- _Items_:
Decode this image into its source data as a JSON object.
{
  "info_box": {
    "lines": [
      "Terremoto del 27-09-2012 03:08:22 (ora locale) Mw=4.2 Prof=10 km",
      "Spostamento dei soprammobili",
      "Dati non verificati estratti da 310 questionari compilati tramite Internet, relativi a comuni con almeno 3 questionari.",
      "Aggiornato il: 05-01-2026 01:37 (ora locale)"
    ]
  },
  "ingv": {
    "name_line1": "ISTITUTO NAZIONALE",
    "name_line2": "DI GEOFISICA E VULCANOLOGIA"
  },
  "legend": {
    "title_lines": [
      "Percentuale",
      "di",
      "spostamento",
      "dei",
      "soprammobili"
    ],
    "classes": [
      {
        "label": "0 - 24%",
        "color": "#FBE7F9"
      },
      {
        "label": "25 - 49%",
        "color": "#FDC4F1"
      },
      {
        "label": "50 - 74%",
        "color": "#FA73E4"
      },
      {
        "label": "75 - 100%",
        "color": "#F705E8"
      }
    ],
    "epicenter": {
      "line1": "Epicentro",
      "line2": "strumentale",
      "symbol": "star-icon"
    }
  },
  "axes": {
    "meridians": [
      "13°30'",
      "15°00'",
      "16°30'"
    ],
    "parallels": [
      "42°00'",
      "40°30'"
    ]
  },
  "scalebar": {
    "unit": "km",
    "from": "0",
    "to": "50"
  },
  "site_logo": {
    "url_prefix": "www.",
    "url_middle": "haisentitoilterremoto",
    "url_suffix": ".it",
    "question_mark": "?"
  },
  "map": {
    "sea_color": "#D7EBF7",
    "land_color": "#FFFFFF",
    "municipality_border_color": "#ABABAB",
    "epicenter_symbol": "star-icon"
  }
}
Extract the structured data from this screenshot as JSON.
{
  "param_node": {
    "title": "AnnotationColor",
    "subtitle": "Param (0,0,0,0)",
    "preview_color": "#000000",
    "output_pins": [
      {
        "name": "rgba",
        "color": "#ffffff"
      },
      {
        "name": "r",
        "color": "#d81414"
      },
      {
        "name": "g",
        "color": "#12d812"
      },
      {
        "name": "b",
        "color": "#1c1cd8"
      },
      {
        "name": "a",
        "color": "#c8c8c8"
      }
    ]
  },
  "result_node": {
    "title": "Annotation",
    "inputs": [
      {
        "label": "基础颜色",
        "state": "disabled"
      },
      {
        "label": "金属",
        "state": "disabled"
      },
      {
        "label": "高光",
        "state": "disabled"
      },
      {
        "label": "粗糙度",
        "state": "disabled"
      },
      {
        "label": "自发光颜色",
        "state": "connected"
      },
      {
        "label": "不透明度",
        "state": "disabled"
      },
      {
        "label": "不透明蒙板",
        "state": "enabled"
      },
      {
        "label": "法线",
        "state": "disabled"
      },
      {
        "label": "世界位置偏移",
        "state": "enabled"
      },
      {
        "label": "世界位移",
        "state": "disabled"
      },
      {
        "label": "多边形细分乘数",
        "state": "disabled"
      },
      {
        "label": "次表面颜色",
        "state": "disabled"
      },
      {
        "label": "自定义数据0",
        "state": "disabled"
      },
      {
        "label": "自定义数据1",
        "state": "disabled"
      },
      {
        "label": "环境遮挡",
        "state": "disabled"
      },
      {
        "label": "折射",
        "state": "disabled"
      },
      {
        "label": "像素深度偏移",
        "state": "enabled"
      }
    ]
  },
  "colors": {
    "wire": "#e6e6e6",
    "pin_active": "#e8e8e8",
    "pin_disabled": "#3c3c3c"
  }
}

- _Task instructions_:
Filter the entries above down to the lines containing the word "icon".

- _Exercise response_:
      "symbol": "star-icon"
    "epicenter_symbol": "star-icon"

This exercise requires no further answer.